▸ Task description:
Look through the data and write out every line with the word "true" in it.
━━━━━━━━━━
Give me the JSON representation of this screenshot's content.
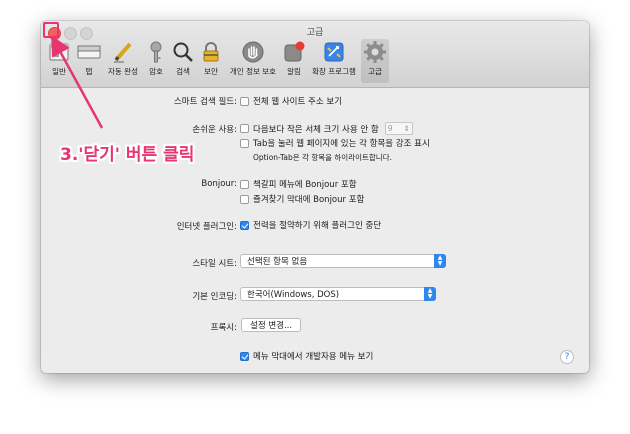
{
  "window": {
    "title": "고급"
  },
  "toolbar": {
    "items": [
      {
        "label": "일반",
        "icon": "general-icon"
      },
      {
        "label": "탭",
        "icon": "tabs-icon"
      },
      {
        "label": "자동 완성",
        "icon": "pencil-icon"
      },
      {
        "label": "암호",
        "icon": "key-icon"
      },
      {
        "label": "검색",
        "icon": "search-icon"
      },
      {
        "label": "보안",
        "icon": "lock-icon"
      },
      {
        "label": "개인 정보 보호",
        "icon": "hand-icon"
      },
      {
        "label": "알림",
        "icon": "notification-icon"
      },
      {
        "label": "확장 프로그램",
        "icon": "extensions-icon"
      },
      {
        "label": "고급",
        "icon": "gear-icon",
        "selected": true
      }
    ]
  },
  "smart_search": {
    "label": "스마트 검색 필드:",
    "show_full_url": {
      "label": "전체 웹 사이트 주소 보기",
      "checked": false
    }
  },
  "accessibility": {
    "label": "손쉬운 사용:",
    "min_font": {
      "label": "다음보다 작은 서체 크기 사용 안 함",
      "checked": false,
      "value": "9"
    },
    "tab_highlight": {
      "label": "Tab을 눌러 웹 페이지에 있는 각 항목을 강조 표시",
      "checked": false
    },
    "hint": "Option-Tab은 각 항목을 하이라이트합니다."
  },
  "bonjour": {
    "label": "Bonjour:",
    "bookmarks_menu": {
      "label": "책갈피 메뉴에 Bonjour 포함",
      "checked": false
    },
    "favorites_bar": {
      "label": "즐겨찾기 막대에 Bonjour 포함",
      "checked": false
    }
  },
  "plugins": {
    "label": "인터넷 플러그인:",
    "stop_plugins": {
      "label": "전력을 절약하기 위해 플러그인 중단",
      "checked": true
    }
  },
  "stylesheet": {
    "label": "스타일 시트:",
    "value": "선택된 항목 없음"
  },
  "encoding": {
    "label": "기본 인코딩:",
    "value": "한국어(Windows, DOS)"
  },
  "proxy": {
    "label": "프록시:",
    "button": "설정 변경..."
  },
  "develop_menu": {
    "label": "메뉴 막대에서 개발자용 메뉴 보기",
    "checked": true
  },
  "help": {
    "label": "?"
  },
  "annotation": {
    "text": "3.'닫기' 버튼 클릭",
    "color": "#e8356f"
  },
  "colors": {
    "accent": "#2f86ef",
    "close": "#f4605a",
    "annotation": "#e8356f"
  }
}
━━━━━━━━━━
▸ Exercise answer:
        "selected": true
      "checked": true
    "checked": true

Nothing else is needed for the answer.